Go through the entries below and collect each line with the string "into" in it.

★ ★ ★

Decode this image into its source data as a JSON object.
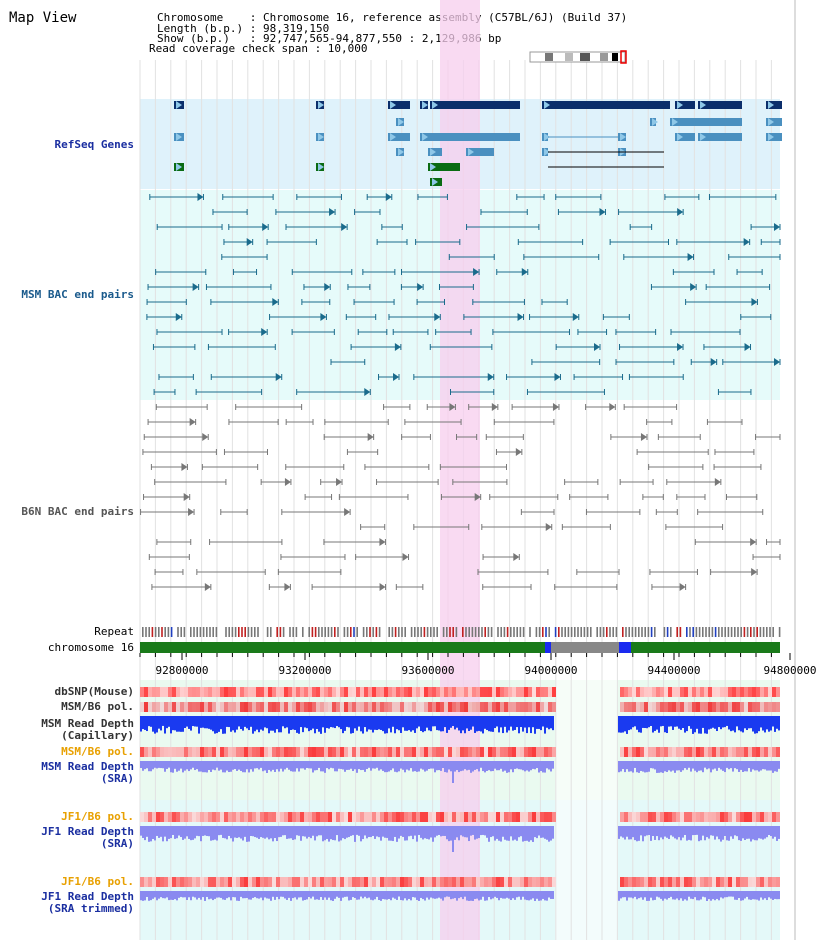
{
  "header": {
    "title": "Map View",
    "info_lines": [
      "Chromosome    : Chromosome 16, reference assembly (C57BL/6J) (Build 37)",
      "Length (b.p.) : 98,319,150",
      "Show (b.p.)   : 92,747,565-94,877,550 : 2,129,986 bp",
      "Read coverage check span : 10,000"
    ]
  },
  "tracks": {
    "refseq": "RefSeq Genes",
    "msm_bac": "MSM BAC end pairs",
    "b6n_bac": "B6N BAC end pairs",
    "repeat": "Repeat",
    "chromosome": "chromosome 16",
    "dbsnp": "dbSNP(Mouse)",
    "msm_b6_pol": "MSM/B6 pol.",
    "msm_depth_cap": [
      "MSM Read Depth",
      "(Capillary)"
    ],
    "msm_b6_pol_sra": "MSM/B6 pol.",
    "msm_depth_sra": [
      "MSM Read Depth",
      "(SRA)"
    ],
    "jf1_b6_pol": "JF1/B6 pol.",
    "jf1_depth_sra": [
      "JF1 Read Depth",
      "(SRA)"
    ],
    "jf1_b6_pol_trim": "JF1/B6 pol.",
    "jf1_depth_trim": [
      "JF1 Read Depth",
      "(SRA trimmed)"
    ]
  },
  "axis": {
    "ticks": [
      "92800000",
      "93200000",
      "93600000",
      "94000000",
      "94400000",
      "94800000"
    ]
  },
  "colors": {
    "gene_dark": "#0b2e6b",
    "gene_mid": "#4a90c0",
    "gene_green": "#0a6b12",
    "msm_bac": "#1a6b8c",
    "b6n_bac": "#777777",
    "highlight": "#f7cdee",
    "chrom_green": "#1a7a1a",
    "depth_blue": "#1a3af0",
    "depth_light": "#8a8af0"
  }
}
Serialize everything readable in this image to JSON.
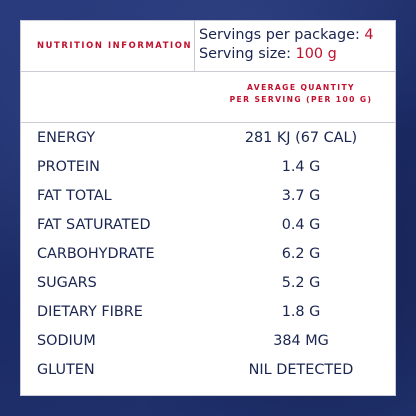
{
  "panel": {
    "title": "NUTRITION INFORMATION",
    "servings_label": "Servings per package:",
    "servings_value": "4",
    "size_label": "Serving size:",
    "size_value": "100 g"
  },
  "header": {
    "line1": "AVERAGE QUANTITY",
    "line2": "PER SERVING (PER 100 G)"
  },
  "rows": [
    {
      "name": "ENERGY",
      "amount": "281 KJ (67 CAL)"
    },
    {
      "name": "PROTEIN",
      "amount": "1.4 G"
    },
    {
      "name": "FAT TOTAL",
      "amount": "3.7 G"
    },
    {
      "name": "FAT SATURATED",
      "amount": "0.4 G"
    },
    {
      "name": "CARBOHYDRATE",
      "amount": "6.2 G"
    },
    {
      "name": "SUGARS",
      "amount": "5.2 G"
    },
    {
      "name": "DIETARY FIBRE",
      "amount": "1.8 G"
    },
    {
      "name": "SODIUM",
      "amount": "384 MG"
    },
    {
      "name": "GLUTEN",
      "amount": "NIL DETECTED"
    }
  ],
  "colors": {
    "background": "#1e2f6a",
    "accent_red": "#c0102d",
    "text_navy": "#1a2550"
  }
}
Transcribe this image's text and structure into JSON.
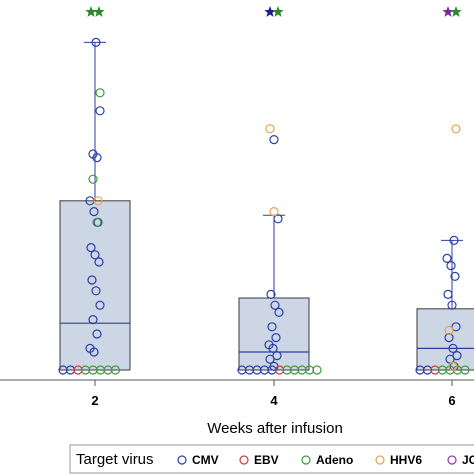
{
  "chart_data": {
    "type": "scatter",
    "subtype": "box-plot-with-jittered-points",
    "xlabel": "Weeks after infusion",
    "categories": [
      "2",
      "4",
      "6"
    ],
    "y_scale": "linear",
    "ylim": [
      0,
      100
    ],
    "y_tick_labels_visible": false,
    "grid": false,
    "boxes": [
      {
        "category": "2",
        "min": 0,
        "q1": 0,
        "median": 13,
        "q3": 47,
        "max": 91
      },
      {
        "category": "4",
        "min": 0,
        "q1": 0,
        "median": 5,
        "q3": 20,
        "max": 43
      },
      {
        "category": "6",
        "min": 0,
        "q1": 0,
        "median": 6,
        "q3": 17,
        "max": 36
      }
    ],
    "significance_stars": [
      {
        "category": "2",
        "colors": [
          "#2a8a2a",
          "#2a8a2a"
        ]
      },
      {
        "category": "4",
        "colors": [
          "#1c1c8c",
          "#2a8a2a"
        ]
      },
      {
        "category": "6",
        "colors": [
          "#7a2a9c",
          "#2a8a2a"
        ]
      }
    ],
    "series": [
      {
        "name": "CMV",
        "color": "#2b3ea8",
        "points": [
          {
            "x": "2",
            "y": 91
          },
          {
            "x": "2",
            "y": 72
          },
          {
            "x": "2",
            "y": 60
          },
          {
            "x": "2",
            "y": 59
          },
          {
            "x": "2",
            "y": 47
          },
          {
            "x": "2",
            "y": 44
          },
          {
            "x": "2",
            "y": 41
          },
          {
            "x": "2",
            "y": 34
          },
          {
            "x": "2",
            "y": 32
          },
          {
            "x": "2",
            "y": 30
          },
          {
            "x": "2",
            "y": 25
          },
          {
            "x": "2",
            "y": 22
          },
          {
            "x": "2",
            "y": 18
          },
          {
            "x": "2",
            "y": 14
          },
          {
            "x": "2",
            "y": 10
          },
          {
            "x": "2",
            "y": 6
          },
          {
            "x": "2",
            "y": 5
          },
          {
            "x": "2",
            "y": 0
          },
          {
            "x": "2",
            "y": 0
          },
          {
            "x": "4",
            "y": 64
          },
          {
            "x": "4",
            "y": 42
          },
          {
            "x": "4",
            "y": 21
          },
          {
            "x": "4",
            "y": 18
          },
          {
            "x": "4",
            "y": 16
          },
          {
            "x": "4",
            "y": 12
          },
          {
            "x": "4",
            "y": 9
          },
          {
            "x": "4",
            "y": 7
          },
          {
            "x": "4",
            "y": 6
          },
          {
            "x": "4",
            "y": 4
          },
          {
            "x": "4",
            "y": 3
          },
          {
            "x": "4",
            "y": 1
          },
          {
            "x": "4",
            "y": 0
          },
          {
            "x": "4",
            "y": 0
          },
          {
            "x": "4",
            "y": 0
          },
          {
            "x": "4",
            "y": 0
          },
          {
            "x": "4",
            "y": 0
          },
          {
            "x": "6",
            "y": 36
          },
          {
            "x": "6",
            "y": 31
          },
          {
            "x": "6",
            "y": 29
          },
          {
            "x": "6",
            "y": 26
          },
          {
            "x": "6",
            "y": 21
          },
          {
            "x": "6",
            "y": 18
          },
          {
            "x": "6",
            "y": 12
          },
          {
            "x": "6",
            "y": 9
          },
          {
            "x": "6",
            "y": 6
          },
          {
            "x": "6",
            "y": 4
          },
          {
            "x": "6",
            "y": 3
          },
          {
            "x": "6",
            "y": 1
          },
          {
            "x": "6",
            "y": 0
          },
          {
            "x": "6",
            "y": 0
          }
        ]
      },
      {
        "name": "EBV",
        "color": "#cc3a3a",
        "points": [
          {
            "x": "2",
            "y": 0
          },
          {
            "x": "4",
            "y": 0
          },
          {
            "x": "6",
            "y": 0
          }
        ]
      },
      {
        "name": "Adeno",
        "color": "#3d9a3d",
        "points": [
          {
            "x": "2",
            "y": 77
          },
          {
            "x": "2",
            "y": 53
          },
          {
            "x": "2",
            "y": 41
          },
          {
            "x": "2",
            "y": 0
          },
          {
            "x": "2",
            "y": 0
          },
          {
            "x": "2",
            "y": 0
          },
          {
            "x": "2",
            "y": 0
          },
          {
            "x": "2",
            "y": 0
          },
          {
            "x": "4",
            "y": 0
          },
          {
            "x": "4",
            "y": 0
          },
          {
            "x": "4",
            "y": 0
          },
          {
            "x": "4",
            "y": 0
          },
          {
            "x": "4",
            "y": 0
          },
          {
            "x": "6",
            "y": 0
          },
          {
            "x": "6",
            "y": 0
          },
          {
            "x": "6",
            "y": 0
          },
          {
            "x": "6",
            "y": 0
          }
        ]
      },
      {
        "name": "HHV6",
        "color": "#e8a24a",
        "points": [
          {
            "x": "2",
            "y": 47
          },
          {
            "x": "4",
            "y": 67
          },
          {
            "x": "4",
            "y": 44
          },
          {
            "x": "6",
            "y": 67
          },
          {
            "x": "6",
            "y": 11
          },
          {
            "x": "6",
            "y": 1
          }
        ]
      },
      {
        "name": "JCV",
        "color": "#8a3aa8",
        "points": []
      }
    ],
    "legend": {
      "title": "Target virus",
      "position": "bottom",
      "entries": [
        {
          "label": "CMV",
          "color": "#2b3ea8"
        },
        {
          "label": "EBV",
          "color": "#cc3a3a"
        },
        {
          "label": "Adeno",
          "color": "#3d9a3d"
        },
        {
          "label": "HHV6",
          "color": "#e8a24a"
        },
        {
          "label": "JCV",
          "color": "#8a3aa8"
        }
      ]
    }
  }
}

★ ★ ★

_SOLUTION TO THE EXERCISE:_
Decode this image into its source data as a JSON object.
Transcribe this image's text and structure into JSON.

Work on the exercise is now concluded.